• _Written instruction_: Rewrite the listing below with every "clamp screw" changed to "clamp bolt", leaving every other line unchanged.

--- BEGIN ---

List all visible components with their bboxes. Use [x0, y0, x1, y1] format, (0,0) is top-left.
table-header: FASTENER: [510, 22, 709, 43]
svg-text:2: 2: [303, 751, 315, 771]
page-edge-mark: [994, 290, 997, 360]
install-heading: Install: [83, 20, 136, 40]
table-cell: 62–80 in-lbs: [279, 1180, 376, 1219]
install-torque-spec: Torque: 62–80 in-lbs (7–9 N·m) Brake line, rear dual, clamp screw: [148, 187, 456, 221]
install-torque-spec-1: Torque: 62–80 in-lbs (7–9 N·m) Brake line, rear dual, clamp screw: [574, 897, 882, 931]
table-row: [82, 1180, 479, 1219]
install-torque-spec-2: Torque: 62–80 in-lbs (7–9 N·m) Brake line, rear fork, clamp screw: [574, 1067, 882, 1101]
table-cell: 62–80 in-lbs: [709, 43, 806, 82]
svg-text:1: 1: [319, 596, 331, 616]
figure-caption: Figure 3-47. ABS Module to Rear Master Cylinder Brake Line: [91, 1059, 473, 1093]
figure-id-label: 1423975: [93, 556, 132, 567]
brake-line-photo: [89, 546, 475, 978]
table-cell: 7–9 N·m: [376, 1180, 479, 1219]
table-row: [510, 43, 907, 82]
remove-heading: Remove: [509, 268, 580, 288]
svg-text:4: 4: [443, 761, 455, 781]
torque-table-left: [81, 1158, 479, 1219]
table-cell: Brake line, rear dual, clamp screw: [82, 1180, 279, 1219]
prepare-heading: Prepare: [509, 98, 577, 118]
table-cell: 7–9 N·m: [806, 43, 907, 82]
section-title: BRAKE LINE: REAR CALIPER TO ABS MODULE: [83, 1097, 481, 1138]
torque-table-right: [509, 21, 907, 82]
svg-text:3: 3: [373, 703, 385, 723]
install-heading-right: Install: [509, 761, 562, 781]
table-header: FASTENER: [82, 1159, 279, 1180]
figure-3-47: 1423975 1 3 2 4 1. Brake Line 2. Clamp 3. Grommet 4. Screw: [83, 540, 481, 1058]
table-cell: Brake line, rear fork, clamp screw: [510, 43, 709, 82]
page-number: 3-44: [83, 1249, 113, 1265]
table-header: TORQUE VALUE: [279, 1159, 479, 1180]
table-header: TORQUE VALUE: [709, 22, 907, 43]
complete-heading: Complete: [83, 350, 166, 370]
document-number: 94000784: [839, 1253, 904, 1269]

--- END ---

• _The completed task_:
List all visible components with their bboxes. Use [x0, y0, x1, y1] format, (0,0) is top-left.
table-header: FASTENER: [510, 22, 709, 43]
svg-text:2: 2: [303, 751, 315, 771]
page-edge-mark: [994, 290, 997, 360]
install-heading: Install: [83, 20, 136, 40]
table-cell: 62–80 in-lbs: [279, 1180, 376, 1219]
install-torque-spec: Torque: 62–80 in-lbs (7–9 N·m) Brake line, rear dual, clamp bolt: [148, 187, 456, 221]
install-torque-spec-1: Torque: 62–80 in-lbs (7–9 N·m) Brake line, rear dual, clamp bolt: [574, 897, 882, 931]
table-row: [82, 1180, 479, 1219]
install-torque-spec-2: Torque: 62–80 in-lbs (7–9 N·m) Brake line, rear fork, clamp bolt: [574, 1067, 882, 1101]
table-cell: 62–80 in-lbs: [709, 43, 806, 82]
svg-text:1: 1: [319, 596, 331, 616]
figure-caption: Figure 3-47. ABS Module to Rear Master Cylinder Brake Line: [91, 1059, 473, 1093]
figure-id-label: 1423975: [93, 556, 132, 567]
brake-line-photo: [89, 546, 475, 978]
table-cell: 7–9 N·m: [376, 1180, 479, 1219]
table-row: [510, 43, 907, 82]
remove-heading: Remove: [509, 268, 580, 288]
svg-text:4: 4: [443, 761, 455, 781]
torque-table-left: [81, 1158, 479, 1219]
table-cell: Brake line, rear dual, clamp bolt: [82, 1180, 279, 1219]
prepare-heading: Prepare: [509, 98, 577, 118]
table-cell: 7–9 N·m: [806, 43, 907, 82]
section-title: BRAKE LINE: REAR CALIPER TO ABS MODULE: [83, 1097, 481, 1138]
torque-table-right: [509, 21, 907, 82]
svg-text:3: 3: [373, 703, 385, 723]
install-heading-right: Install: [509, 761, 562, 781]
table-header: FASTENER: [82, 1159, 279, 1180]
figure-3-47: 1423975 1 3 2 4 1. Brake Line 2. Clamp 3. Grommet 4. Screw: [83, 540, 481, 1058]
table-cell: Brake line, rear fork, clamp bolt: [510, 43, 709, 82]
page-number: 3-44: [83, 1249, 113, 1265]
table-header: TORQUE VALUE: [279, 1159, 479, 1180]
table-header: TORQUE VALUE: [709, 22, 907, 43]
complete-heading: Complete: [83, 350, 166, 370]
document-number: 94000784: [839, 1253, 904, 1269]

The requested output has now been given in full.